(begin)
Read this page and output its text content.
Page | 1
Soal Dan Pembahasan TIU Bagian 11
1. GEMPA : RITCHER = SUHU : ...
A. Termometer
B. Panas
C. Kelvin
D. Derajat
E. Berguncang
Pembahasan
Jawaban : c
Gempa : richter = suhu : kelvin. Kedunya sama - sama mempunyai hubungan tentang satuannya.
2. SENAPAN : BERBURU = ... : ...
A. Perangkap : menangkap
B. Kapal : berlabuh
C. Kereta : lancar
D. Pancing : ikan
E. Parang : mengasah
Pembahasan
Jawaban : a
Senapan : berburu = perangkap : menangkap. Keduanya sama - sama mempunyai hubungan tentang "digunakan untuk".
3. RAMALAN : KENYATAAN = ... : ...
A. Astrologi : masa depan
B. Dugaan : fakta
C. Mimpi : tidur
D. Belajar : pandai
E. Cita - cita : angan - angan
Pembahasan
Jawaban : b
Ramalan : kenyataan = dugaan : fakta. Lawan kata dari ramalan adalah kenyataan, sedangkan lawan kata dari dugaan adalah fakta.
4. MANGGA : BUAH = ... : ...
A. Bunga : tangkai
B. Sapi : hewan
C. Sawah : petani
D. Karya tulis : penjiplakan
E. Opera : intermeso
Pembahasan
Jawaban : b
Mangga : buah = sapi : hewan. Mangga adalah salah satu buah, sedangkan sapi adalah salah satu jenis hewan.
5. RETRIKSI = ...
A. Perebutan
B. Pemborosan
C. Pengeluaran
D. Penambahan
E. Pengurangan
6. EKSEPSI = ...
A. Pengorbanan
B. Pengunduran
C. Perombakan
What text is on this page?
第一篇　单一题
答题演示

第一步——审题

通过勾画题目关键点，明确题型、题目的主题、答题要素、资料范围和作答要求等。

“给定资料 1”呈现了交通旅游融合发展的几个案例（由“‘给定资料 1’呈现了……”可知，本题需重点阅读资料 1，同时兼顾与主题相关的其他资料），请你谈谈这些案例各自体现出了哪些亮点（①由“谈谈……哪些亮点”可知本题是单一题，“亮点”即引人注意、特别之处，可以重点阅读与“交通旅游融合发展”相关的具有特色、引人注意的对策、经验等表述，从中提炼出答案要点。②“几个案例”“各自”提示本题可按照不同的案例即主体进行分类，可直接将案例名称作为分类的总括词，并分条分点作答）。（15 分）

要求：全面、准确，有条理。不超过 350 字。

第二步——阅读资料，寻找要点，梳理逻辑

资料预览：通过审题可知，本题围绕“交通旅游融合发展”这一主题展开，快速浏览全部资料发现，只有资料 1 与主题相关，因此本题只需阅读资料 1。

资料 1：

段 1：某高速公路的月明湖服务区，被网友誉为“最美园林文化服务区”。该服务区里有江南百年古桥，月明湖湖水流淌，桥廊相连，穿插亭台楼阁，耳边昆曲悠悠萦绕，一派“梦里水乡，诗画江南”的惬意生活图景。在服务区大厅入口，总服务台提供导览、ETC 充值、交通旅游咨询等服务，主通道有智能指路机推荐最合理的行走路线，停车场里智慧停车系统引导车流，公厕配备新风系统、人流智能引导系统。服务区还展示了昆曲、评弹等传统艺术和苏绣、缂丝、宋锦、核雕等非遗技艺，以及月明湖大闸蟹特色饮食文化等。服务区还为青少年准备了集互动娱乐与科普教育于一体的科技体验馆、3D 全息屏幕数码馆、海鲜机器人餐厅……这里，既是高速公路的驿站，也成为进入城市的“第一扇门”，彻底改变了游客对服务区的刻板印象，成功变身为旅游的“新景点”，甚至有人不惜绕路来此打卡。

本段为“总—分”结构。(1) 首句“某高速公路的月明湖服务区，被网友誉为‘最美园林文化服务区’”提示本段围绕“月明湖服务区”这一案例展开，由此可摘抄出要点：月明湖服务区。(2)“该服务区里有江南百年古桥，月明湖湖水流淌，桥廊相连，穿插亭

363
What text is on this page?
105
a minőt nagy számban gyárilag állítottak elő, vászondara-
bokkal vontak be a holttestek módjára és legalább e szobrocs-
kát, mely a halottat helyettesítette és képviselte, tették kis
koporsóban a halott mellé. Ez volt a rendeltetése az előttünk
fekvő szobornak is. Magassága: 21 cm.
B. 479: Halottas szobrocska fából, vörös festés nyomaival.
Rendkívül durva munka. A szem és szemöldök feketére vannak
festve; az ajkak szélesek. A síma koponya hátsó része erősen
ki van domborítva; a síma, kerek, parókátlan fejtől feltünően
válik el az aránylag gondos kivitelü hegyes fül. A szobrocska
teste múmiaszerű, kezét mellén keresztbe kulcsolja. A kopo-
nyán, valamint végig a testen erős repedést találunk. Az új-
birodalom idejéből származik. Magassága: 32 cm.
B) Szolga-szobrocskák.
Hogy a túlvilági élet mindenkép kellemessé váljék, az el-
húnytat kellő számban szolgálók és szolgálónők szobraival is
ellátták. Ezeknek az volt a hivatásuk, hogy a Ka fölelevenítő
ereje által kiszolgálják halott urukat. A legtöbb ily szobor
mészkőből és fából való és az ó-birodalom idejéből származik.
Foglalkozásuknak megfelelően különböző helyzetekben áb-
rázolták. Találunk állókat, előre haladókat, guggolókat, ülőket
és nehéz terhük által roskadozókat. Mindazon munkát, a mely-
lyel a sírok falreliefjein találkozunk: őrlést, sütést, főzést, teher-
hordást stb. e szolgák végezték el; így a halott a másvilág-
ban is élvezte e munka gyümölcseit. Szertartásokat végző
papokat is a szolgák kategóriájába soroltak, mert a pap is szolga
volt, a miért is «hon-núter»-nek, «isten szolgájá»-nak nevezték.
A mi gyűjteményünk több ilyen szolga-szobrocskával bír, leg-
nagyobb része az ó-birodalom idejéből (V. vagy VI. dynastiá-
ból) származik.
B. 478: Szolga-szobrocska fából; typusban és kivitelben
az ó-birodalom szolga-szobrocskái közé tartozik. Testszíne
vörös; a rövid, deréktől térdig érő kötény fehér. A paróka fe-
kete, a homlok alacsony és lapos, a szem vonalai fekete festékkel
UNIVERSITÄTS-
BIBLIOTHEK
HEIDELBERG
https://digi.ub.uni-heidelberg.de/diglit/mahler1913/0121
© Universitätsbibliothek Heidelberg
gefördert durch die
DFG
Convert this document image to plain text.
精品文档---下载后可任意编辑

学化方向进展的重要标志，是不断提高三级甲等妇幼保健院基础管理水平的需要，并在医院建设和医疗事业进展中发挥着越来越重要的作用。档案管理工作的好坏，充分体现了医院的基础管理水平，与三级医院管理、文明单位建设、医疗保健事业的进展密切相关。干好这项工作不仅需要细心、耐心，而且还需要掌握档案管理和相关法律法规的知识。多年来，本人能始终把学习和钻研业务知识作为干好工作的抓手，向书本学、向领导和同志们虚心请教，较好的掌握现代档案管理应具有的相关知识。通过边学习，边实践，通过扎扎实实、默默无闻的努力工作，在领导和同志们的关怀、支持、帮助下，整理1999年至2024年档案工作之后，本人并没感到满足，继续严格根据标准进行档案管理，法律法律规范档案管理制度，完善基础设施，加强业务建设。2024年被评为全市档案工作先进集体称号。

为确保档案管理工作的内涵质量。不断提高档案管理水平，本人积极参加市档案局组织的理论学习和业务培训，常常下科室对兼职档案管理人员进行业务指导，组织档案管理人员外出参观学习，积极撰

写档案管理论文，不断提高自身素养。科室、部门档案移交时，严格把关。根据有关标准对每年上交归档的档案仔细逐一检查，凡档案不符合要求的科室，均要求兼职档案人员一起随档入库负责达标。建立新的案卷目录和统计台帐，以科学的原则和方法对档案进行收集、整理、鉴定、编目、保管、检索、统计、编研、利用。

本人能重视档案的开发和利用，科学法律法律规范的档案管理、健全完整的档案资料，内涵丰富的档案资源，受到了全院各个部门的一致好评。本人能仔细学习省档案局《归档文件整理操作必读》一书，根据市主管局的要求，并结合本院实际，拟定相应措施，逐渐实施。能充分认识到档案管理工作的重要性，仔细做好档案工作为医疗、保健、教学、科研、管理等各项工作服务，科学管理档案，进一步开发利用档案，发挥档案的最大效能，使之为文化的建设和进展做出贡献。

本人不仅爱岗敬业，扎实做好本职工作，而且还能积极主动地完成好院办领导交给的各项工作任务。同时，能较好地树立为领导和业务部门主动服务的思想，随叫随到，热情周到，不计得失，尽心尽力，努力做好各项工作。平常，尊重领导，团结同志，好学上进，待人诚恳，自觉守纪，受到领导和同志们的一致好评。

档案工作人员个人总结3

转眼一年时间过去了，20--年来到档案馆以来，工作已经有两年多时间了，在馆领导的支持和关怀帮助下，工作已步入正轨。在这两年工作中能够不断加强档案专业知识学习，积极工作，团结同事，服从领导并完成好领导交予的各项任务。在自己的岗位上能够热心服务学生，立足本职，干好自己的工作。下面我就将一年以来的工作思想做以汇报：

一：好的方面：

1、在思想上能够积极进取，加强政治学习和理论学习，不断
(end)
▶ **What is asked**: Identify each line containing the string "最美园林文化服务区" and copy it out.

▶ **Answer to the exercise**:
段 1：某高速公路的月明湖服务区，被网友誉为“最美园林文化服务区”。该服务区里有江南百年古桥，月明湖湖水流淌，桥廊相连，穿插亭台楼阁，耳边昆曲悠悠萦绕，一派“梦里水乡，诗画江南”的惬意生活图景。在服务区大厅入口，总服务台提供导览、ETC 充值、交通旅游咨询等服务，主通道有智能指路机推荐最合理的行走路线，停车场里智慧停车系统引导车流，公厕配备新风系统、人流智能引导系统。服务区还展示了昆曲、评弹等传统艺术和苏绣、缂丝、宋锦、核雕等非遗技艺，以及月明湖大闸蟹特色饮食文化等。服务区还为青少年准备了集互动娱乐与科普教育于一体的科技体验馆、3D 全息屏幕数码馆、海鲜机器人餐厅……这里，既是高速公路的驿站，也成为进入城市的“第一扇门”，彻底改变了游客对服务区的刻板印象，成功变身为旅游的“新景点”，甚至有人不惜绕路来此打卡。
本段为“总—分”结构。(1) 首句“某高速公路的月明湖服务区，被网友誉为‘最美园林文化服务区’”提示本段围绕“月明湖服务区”这一案例展开，由此可摘抄出要点：月明湖服务区。(2)“该服务区里有江南百年古桥，月明湖湖水流淌，桥廊相连，穿插亭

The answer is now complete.